#### [Objective]
Write out all records as given; omit images.

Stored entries
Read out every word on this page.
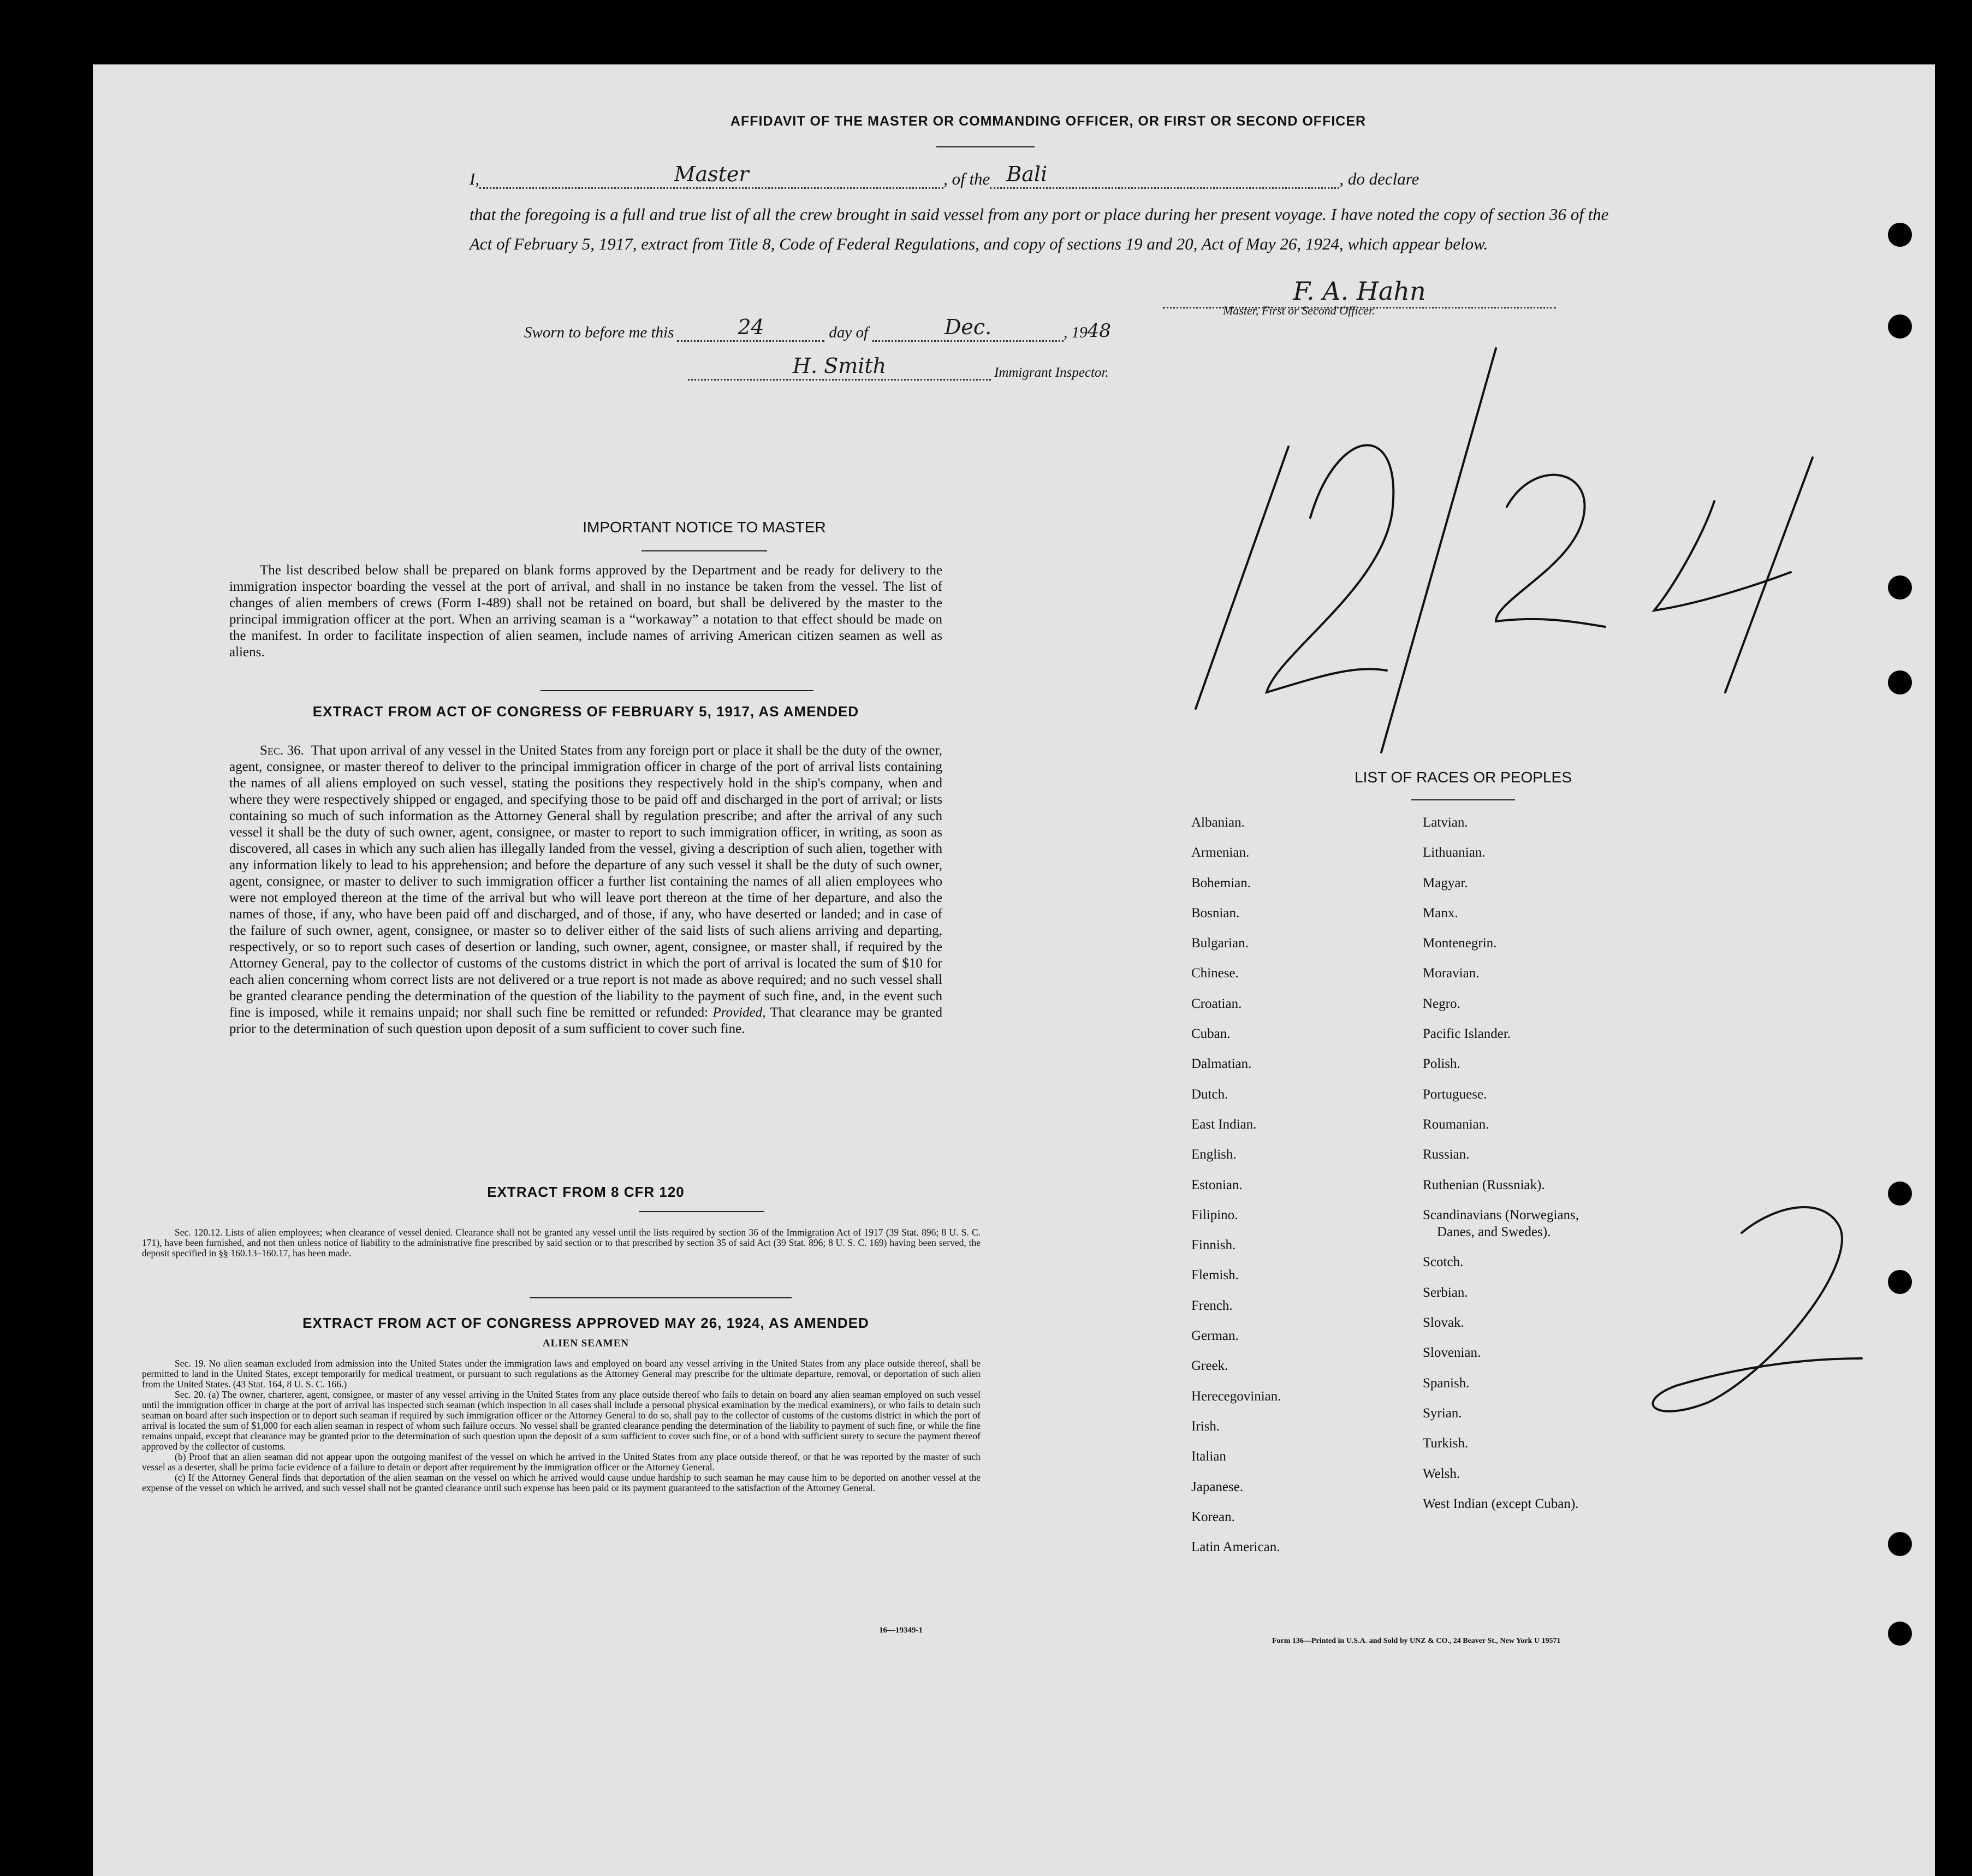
AFFIDAVIT OF THE MASTER OR COMMANDING OFFICER, OR FIRST OR SECOND OFFICER
I,	Master	, of the Bali	, do declare
that the foregoing is a full and true list of all the crew brought in said vessel from any port or place during her present voyage. I have noted the copy of section 36 of the Act of February 5, 1917, extract from Title 8, Code of Federal Regulations, and copy of sections 19 and 20, Act of May 26, 1924, which appear below.
F. A. Hahn
Master, First or Second Officer.
Sworn to before me this	24	day of	Dec.	, 19 48
H. Smith	Immigrant Inspector.
IMPORTANT NOTICE TO MASTER
The list described below shall be prepared on blank forms approved by the Department and be ready for delivery to the immigration inspector boarding the vessel at the port of arrival, and shall in no instance be taken from the vessel. The list of changes of alien members of crews (Form I-489) shall not be retained on board, but shall be delivered by the master to the principal immigration officer at the port. When an arriving seaman is a “workaway” a notation to that effect should be made on the manifest. In order to facilitate inspection of alien seamen, include names of arriving American citizen seamen as well as aliens.
EXTRACT FROM ACT OF CONGRESS OF FEBRUARY 5, 1917, AS AMENDED
Sec. 36. That upon arrival of any vessel in the United States from any foreign port or place it shall be the duty of the owner, agent, consignee, or master thereof to deliver to the principal immigration officer in charge of the port of arrival lists containing the names of all aliens employed on such vessel, stating the positions they respectively hold in the ship's company, when and where they were respectively shipped or engaged, and specifying those to be paid off and discharged in the port of arrival; or lists containing so much of such information as the Attorney General shall by regulation prescribe; and after the arrival of any such vessel it shall be the duty of such owner, agent, consignee, or master to report to such immigration officer, in writing, as soon as discovered, all cases in which any such alien has illegally landed from the vessel, giving a description of such alien, together with any information likely to lead to his apprehension; and before the departure of any such vessel it shall be the duty of such owner, agent, consignee, or master to deliver to such immigration officer a further list containing the names of all alien employees who were not employed thereon at the time of the arrival but who will leave port thereon at the time of her departure, and also the names of those, if any, who have been paid off and discharged, and of those, if any, who have deserted or landed; and in case of the failure of such owner, agent, consignee, or master so to deliver either of the said lists of such aliens arriving and departing, respectively, or so to report such cases of desertion or landing, such owner, agent, consignee, or master shall, if required by the Attorney General, pay to the collector of customs of the customs district in which the port of arrival is located the sum of $10 for each alien concerning whom correct lists are not delivered or a true report is not made as above required; and no such vessel shall be granted clearance pending the determination of the question of the liability to the payment of such fine, and, in the event such fine is imposed, while it remains unpaid; nor shall such fine be remitted or refunded: Provided, That clearance may be granted prior to the determination of such question upon deposit of a sum sufficient to cover such fine.
EXTRACT FROM 8 CFR 120
Sec. 120.12. Lists of alien employees; when clearance of vessel denied. Clearance shall not be granted any vessel until the lists required by section 36 of the Immigration Act of 1917 (39 Stat. 896; 8 U. S. C. 171), have been furnished, and not then unless notice of liability to the administrative fine prescribed by said section or to that prescribed by section 35 of said Act (39 Stat. 896; 8 U. S. C. 169) having been served, the deposit specified in §§ 160.13–160.17, has been made.
EXTRACT FROM ACT OF CONGRESS APPROVED MAY 26, 1924, AS AMENDED
ALIEN SEAMEN
Sec. 19. No alien seaman excluded from admission into the United States under the immigration laws and employed on board any vessel arriving in the United States from any place outside thereof, shall be permitted to land in the United States, except temporarily for medical treatment, or pursuant to such regulations as the Attorney General may prescribe for the ultimate departure, removal, or deportation of such alien from the United States. (43 Stat. 164, 8 U. S. C. 166.)
Sec. 20. (a) The owner, charterer, agent, consignee, or master of any vessel arriving in the United States from any place outside thereof who fails to detain on board any alien seaman employed on such vessel until the immigration officer in charge at the port of arrival has inspected such seaman (which inspection in all cases shall include a personal physical examination by the medical examiners), or who fails to detain such seaman on board after such inspection or to deport such seaman if required by such immigration officer or the Attorney General to do so, shall pay to the collector of customs of the customs district in which the port of arrival is located the sum of $1,000 for each alien seaman in respect of whom such failure occurs. No vessel shall be granted clearance pending the determination of the liability to payment of such fine, or while the fine remains unpaid, except that clearance may be granted prior to the determination of such question upon the deposit of a sum sufficient to cover such fine, or of a bond with sufficient surety to secure the payment thereof approved by the collector of customs.
(b) Proof that an alien seaman did not appear upon the outgoing manifest of the vessel on which he arrived in the United States from any place outside thereof, or that he was reported by the master of such vessel as a deserter, shall be prima facie evidence of a failure to detain or deport after requirement by the immigration officer or the Attorney General.
(c) If the Attorney General finds that deportation of the alien seaman on the vessel on which he arrived would cause undue hardship to such seaman he may cause him to be deported on another vessel at the expense of the vessel on which he arrived, and such vessel shall not be granted clearance until such expense has been paid or its payment guaranteed to the satisfaction of the Attorney General.
16—19349-1
LIST OF RACES OR PEOPLES
Albanian.
Armenian.
Bohemian.
Bosnian.
Bulgarian.
Chinese.
Croatian.
Cuban.
Dalmatian.
Dutch.
East Indian.
English.
Estonian.
Filipino.
Finnish.
Flemish.
French.
German.
Greek.
Herecegovinian.
Irish.
Italian
Japanese.
Korean.
Latin American.
Latvian.
Lithuanian.
Magyar.
Manx.
Montenegrin.
Moravian.
Negro.
Pacific Islander.
Polish.
Portuguese.
Roumanian.
Russian.
Ruthenian (Russniak).
Scandinavians (Norwegians,
Danes, and Swedes).
Scotch.
Serbian.
Slovak.
Slovenian.
Spanish.
Syrian.
Turkish.
Welsh.
West Indian (except Cuban).
Form 136—Printed in U.S.A. and Sold by UNZ & CO., 24 Beaver St., New York U 19571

#### [Finished exercise]
Read out every word on this page.
AFFIDAVIT OF THE MASTER OR COMMANDING OFFICER, OR FIRST OR SECOND OFFICER
I,	Master	, of the Bali	, do declare
that the foregoing is a full and true list of all the crew brought in said vessel from any port or place during her present voyage. I have noted the copy of section 36 of the Act of February 5, 1917, extract from Title 8, Code of Federal Regulations, and copy of sections 19 and 20, Act of May 26, 1924, which appear below.
F. A. Hahn
Master, First or Second Officer.
Sworn to before me this	24	day of	Dec.	, 19 48
H. Smith	Immigrant Inspector.
IMPORTANT NOTICE TO MASTER
The list described below shall be prepared on blank forms approved by the Department and be ready for delivery to the immigration inspector boarding the vessel at the port of arrival, and shall in no instance be taken from the vessel. The list of changes of alien members of crews (Form I-489) shall not be retained on board, but shall be delivered by the master to the principal immigration officer at the port. When an arriving seaman is a “workaway” a notation to that effect should be made on the manifest. In order to facilitate inspection of alien seamen, include names of arriving American citizen seamen as well as aliens.
EXTRACT FROM ACT OF CONGRESS OF FEBRUARY 5, 1917, AS AMENDED
Sec. 36. That upon arrival of any vessel in the United States from any foreign port or place it shall be the duty of the owner, agent, consignee, or master thereof to deliver to the principal immigration officer in charge of the port of arrival lists containing the names of all aliens employed on such vessel, stating the positions they respectively hold in the ship's company, when and where they were respectively shipped or engaged, and specifying those to be paid off and discharged in the port of arrival; or lists containing so much of such information as the Attorney General shall by regulation prescribe; and after the arrival of any such vessel it shall be the duty of such owner, agent, consignee, or master to report to such immigration officer, in writing, as soon as discovered, all cases in which any such alien has illegally landed from the vessel, giving a description of such alien, together with any information likely to lead to his apprehension; and before the departure of any such vessel it shall be the duty of such owner, agent, consignee, or master to deliver to such immigration officer a further list containing the names of all alien employees who were not employed thereon at the time of the arrival but who will leave port thereon at the time of her departure, and also the names of those, if any, who have been paid off and discharged, and of those, if any, who have deserted or landed; and in case of the failure of such owner, agent, consignee, or master so to deliver either of the said lists of such aliens arriving and departing, respectively, or so to report such cases of desertion or landing, such owner, agent, consignee, or master shall, if required by the Attorney General, pay to the collector of customs of the customs district in which the port of arrival is located the sum of $10 for each alien concerning whom correct lists are not delivered or a true report is not made as above required; and no such vessel shall be granted clearance pending the determination of the question of the liability to the payment of such fine, and, in the event such fine is imposed, while it remains unpaid; nor shall such fine be remitted or refunded: Provided, That clearance may be granted prior to the determination of such question upon deposit of a sum sufficient to cover such fine.
EXTRACT FROM 8 CFR 120
Sec. 120.12. Lists of alien employees; when clearance of vessel denied. Clearance shall not be granted any vessel until the lists required by section 36 of the Immigration Act of 1917 (39 Stat. 896; 8 U. S. C. 171), have been furnished, and not then unless notice of liability to the administrative fine prescribed by said section or to that prescribed by section 35 of said Act (39 Stat. 896; 8 U. S. C. 169) having been served, the deposit specified in §§ 160.13–160.17, has been made.
EXTRACT FROM ACT OF CONGRESS APPROVED MAY 26, 1924, AS AMENDED
ALIEN SEAMEN
Sec. 19. No alien seaman excluded from admission into the United States under the immigration laws and employed on board any vessel arriving in the United States from any place outside thereof, shall be permitted to land in the United States, except temporarily for medical treatment, or pursuant to such regulations as the Attorney General may prescribe for the ultimate departure, removal, or deportation of such alien from the United States. (43 Stat. 164, 8 U. S. C. 166.)
Sec. 20. (a) The owner, charterer, agent, consignee, or master of any vessel arriving in the United States from any place outside thereof who fails to detain on board any alien seaman employed on such vessel until the immigration officer in charge at the port of arrival has inspected such seaman (which inspection in all cases shall include a personal physical examination by the medical examiners), or who fails to detain such seaman on board after such inspection or to deport such seaman if required by such immigration officer or the Attorney General to do so, shall pay to the collector of customs of the customs district in which the port of arrival is located the sum of $1,000 for each alien seaman in respect of whom such failure occurs. No vessel shall be granted clearance pending the determination of the liability to payment of such fine, or while the fine remains unpaid, except that clearance may be granted prior to the determination of such question upon the deposit of a sum sufficient to cover such fine, or of a bond with sufficient surety to secure the payment thereof approved by the collector of customs.
(b) Proof that an alien seaman did not appear upon the outgoing manifest of the vessel on which he arrived in the United States from any place outside thereof, or that he was reported by the master of such vessel as a deserter, shall be prima facie evidence of a failure to detain or deport after requirement by the immigration officer or the Attorney General.
(c) If the Attorney General finds that deportation of the alien seaman on the vessel on which he arrived would cause undue hardship to such seaman he may cause him to be deported on another vessel at the expense of the vessel on which he arrived, and such vessel shall not be granted clearance until such expense has been paid or its payment guaranteed to the satisfaction of the Attorney General.
16—19349-1
LIST OF RACES OR PEOPLES
Albanian.
Armenian.
Bohemian.
Bosnian.
Bulgarian.
Chinese.
Croatian.
Cuban.
Dalmatian.
Dutch.
East Indian.
English.
Estonian.
Filipino.
Finnish.
Flemish.
French.
German.
Greek.
Herecegovinian.
Irish.
Italian
Japanese.
Korean.
Latin American.
Latvian.
Lithuanian.
Magyar.
Manx.
Montenegrin.
Moravian.
Negro.
Pacific Islander.
Polish.
Portuguese.
Roumanian.
Russian.
Ruthenian (Russniak).
Scandinavians (Norwegians,
Danes, and Swedes).
Scotch.
Serbian.
Slovak.
Slovenian.
Spanish.
Syrian.
Turkish.
Welsh.
West Indian (except Cuban).
Form 136—Printed in U.S.A. and Sold by UNZ & CO., 24 Beaver St., New York U 19571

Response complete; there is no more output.